◆ O que fazer ◆
Reproduza fielmente o trecho do texto selecionado que vai de "Estão aqui em" até "transcrita) e 94ª.", inclusive.

++++ Texto selecionado ++++

Por sua vez, o Acórdão da Relação de Lisboa de 25-09-2017, também citado pela Ré no sentido pela mesma defendido, foi revogado pelo Acórdão do STJ de 22-02-2018 (processo nº 9637/16.5T8LSB.L1.S1, Relator Conselheiro Chambel Mourisco, disponível in www.dgsi.pt).
Diremos, desde já adiantando a conclusão, que seguiremos o entendimento jurisprudencial sobre a interpretação da cláusula 94ª do ACT para o sector bancário (e da correspondente cláusula 136ª do ACT anterior) que vem sendo sufragado nesta Secção Social do Tribunal da Relação do Porto com o qual concordamos inteiramente e que, como vimos, constitui também posição sedimentada do Supremo Tribunal de Justiça.
Mais se consigna que iremos apelar à linha argumentativa seguida nos citados Acórdãos da Secção Social do Tribunal da Relação do Porto, nomeadamente no identificado Acórdão de 17-05-2021, por clara e exaustiva.
Vejamos então.
Estão aqui em causa, como vimos, cláusulas inseridas no Capítulo I (Segurança Social) do Título V (Benefícios sociais) do referido ACT para o sector bancário, concretamente as cláusulas 92ª (já supra transcrita) e 94ª.
Sob a epígrafe “Garantia de benefícios e articulação de regimes”, a cláusula 94ª, no que releva para a resolução da questão enunciada, prevê o seguinte:
“1- As instituições de crédito garantem os benefícios constantes da presente secção aos trabalhadores referidos no número 3 da cláusula 92.ª, bem como aos demais titulares das pensões e subsídios nela previstos. Porém, nos casos em que benefícios da mesma natureza sejam atribuídos por instituições ou serviços de Segurança Social a trabalhadores que sejam beneficiários dessas instituições ou seus familiares, apenas é garantida pelas instituições de crédito a diferença entre o valor desses benefícios e o dos previstos nesta secção.
2- Para efeitos da segunda parte do número anterior, apenas são considerados os benefícios decorrentes de contribuições para instituições ou serviços de Segurança Social com fundamento na prestação de serviço que seja contado na antiguidade do trabalhador nos termos da cláusula 103.ª
(…)”.

++++ Excerto da fonte ++++

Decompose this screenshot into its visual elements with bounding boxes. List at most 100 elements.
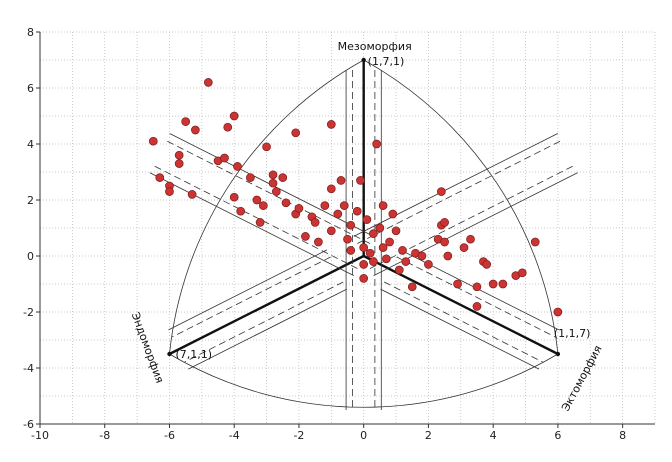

++++

◆ Resposta à tarefa ◆
Estão aqui em causa, como vimos, cláusulas inseridas no Capítulo I (Segurança Social) do Título V (Benefícios sociais) do referido ACT para o sector bancário, concretamente as cláusulas 92ª (já supra transcrita) e 94ª.